- Task to complete:
Extract the full listing below without altering a single character.

- Stored data:
## Begin

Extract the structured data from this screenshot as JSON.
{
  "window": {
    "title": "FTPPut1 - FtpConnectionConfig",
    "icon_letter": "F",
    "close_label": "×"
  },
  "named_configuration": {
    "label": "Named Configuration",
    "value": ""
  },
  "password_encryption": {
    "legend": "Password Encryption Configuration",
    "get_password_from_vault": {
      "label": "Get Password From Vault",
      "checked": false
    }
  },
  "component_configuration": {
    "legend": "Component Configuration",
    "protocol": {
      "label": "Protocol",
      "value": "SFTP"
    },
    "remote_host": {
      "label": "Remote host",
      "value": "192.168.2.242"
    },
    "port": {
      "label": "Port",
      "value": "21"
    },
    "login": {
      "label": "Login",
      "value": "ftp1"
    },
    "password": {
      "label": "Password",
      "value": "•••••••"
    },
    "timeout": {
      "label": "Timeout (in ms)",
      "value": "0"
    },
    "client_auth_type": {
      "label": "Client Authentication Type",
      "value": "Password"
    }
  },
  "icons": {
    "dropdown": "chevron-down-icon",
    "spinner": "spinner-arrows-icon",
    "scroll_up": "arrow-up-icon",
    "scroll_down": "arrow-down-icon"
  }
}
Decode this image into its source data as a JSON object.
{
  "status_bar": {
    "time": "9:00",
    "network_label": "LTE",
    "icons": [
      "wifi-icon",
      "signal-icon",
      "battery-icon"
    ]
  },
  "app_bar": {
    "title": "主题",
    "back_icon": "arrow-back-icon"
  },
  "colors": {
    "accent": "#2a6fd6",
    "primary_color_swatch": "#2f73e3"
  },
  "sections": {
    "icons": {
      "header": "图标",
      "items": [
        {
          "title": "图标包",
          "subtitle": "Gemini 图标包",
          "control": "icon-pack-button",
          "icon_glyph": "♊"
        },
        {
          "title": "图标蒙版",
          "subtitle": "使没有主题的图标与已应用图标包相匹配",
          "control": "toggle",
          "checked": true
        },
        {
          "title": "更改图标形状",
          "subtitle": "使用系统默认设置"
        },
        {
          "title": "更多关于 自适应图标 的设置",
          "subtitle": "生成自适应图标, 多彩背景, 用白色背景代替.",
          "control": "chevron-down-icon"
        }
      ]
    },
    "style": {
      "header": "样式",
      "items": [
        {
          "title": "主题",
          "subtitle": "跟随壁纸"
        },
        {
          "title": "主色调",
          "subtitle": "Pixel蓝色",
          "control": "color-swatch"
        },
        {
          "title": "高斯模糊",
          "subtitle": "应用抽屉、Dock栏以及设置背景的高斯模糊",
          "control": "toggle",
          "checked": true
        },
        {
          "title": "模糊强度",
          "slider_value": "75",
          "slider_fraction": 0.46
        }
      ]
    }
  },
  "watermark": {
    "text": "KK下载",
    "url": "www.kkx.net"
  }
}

## End

- Solution to the exercise:
Extract the structured data from this screenshot as JSON.
{
  "window": {
    "title": "FTPPut1 - FtpConnectionConfig",
    "icon_letter": "F",
    "close_label": "×"
  },
  "named_configuration": {
    "label": "Named Configuration",
    "value": ""
  },
  "password_encryption": {
    "legend": "Password Encryption Configuration",
    "get_password_from_vault": {
      "label": "Get Password From Vault",
      "checked": false
    }
  },
  "component_configuration": {
    "legend": "Component Configuration",
    "protocol": {
      "label": "Protocol",
      "value": "SFTP"
    },
    "remote_host": {
      "label": "Remote host",
      "value": "192.168.2.242"
    },
    "port": {
      "label": "Port",
      "value": "21"
    },
    "login": {
      "label": "Login",
      "value": "ftp1"
    },
    "password": {
      "label": "Password",
      "value": "•••••••"
    },
    "timeout": {
      "label": "Timeout (in ms)",
      "value": "0"
    },
    "client_auth_type": {
      "label": "Client Authentication Type",
      "value": "Password"
    }
  },
  "icons": {
    "dropdown": "chevron-down-icon",
    "spinner": "spinner-arrows-icon",
    "scroll_up": "arrow-up-icon",
    "scroll_down": "arrow-down-icon"
  }
}
Decode this image into its source data as a JSON object.
{
  "status_bar": {
    "time": "9:00",
    "network_label": "LTE",
    "icons": [
      "wifi-icon",
      "signal-icon",
      "battery-icon"
    ]
  },
  "app_bar": {
    "title": "主题",
    "back_icon": "arrow-back-icon"
  },
  "colors": {
    "accent": "#2a6fd6",
    "primary_color_swatch": "#2f73e3"
  },
  "sections": {
    "icons": {
      "header": "图标",
      "items": [
        {
          "title": "图标包",
          "subtitle": "Gemini 图标包",
          "control": "icon-pack-button",
          "icon_glyph": "♊"
        },
        {
          "title": "图标蒙版",
          "subtitle": "使没有主题的图标与已应用图标包相匹配",
          "control": "toggle",
          "checked": true
        },
        {
          "title": "更改图标形状",
          "subtitle": "使用系统默认设置"
        },
        {
          "title": "更多关于 自适应图标 的设置",
          "subtitle": "生成自适应图标, 多彩背景, 用白色背景代替.",
          "control": "chevron-down-icon"
        }
      ]
    },
    "style": {
      "header": "样式",
      "items": [
        {
          "title": "主题",
          "subtitle": "跟随壁纸"
        },
        {
          "title": "主色调",
          "subtitle": "Pixel蓝色",
          "control": "color-swatch"
        },
        {
          "title": "高斯模糊",
          "subtitle": "应用抽屉、Dock栏以及设置背景的高斯模糊",
          "control": "toggle",
          "checked": true
        },
        {
          "title": "模糊强度",
          "slider_value": "75",
          "slider_fraction": 0.46
        }
      ]
    }
  },
  "watermark": {
    "text": "KK下载",
    "url": "www.kkx.net"
  }
}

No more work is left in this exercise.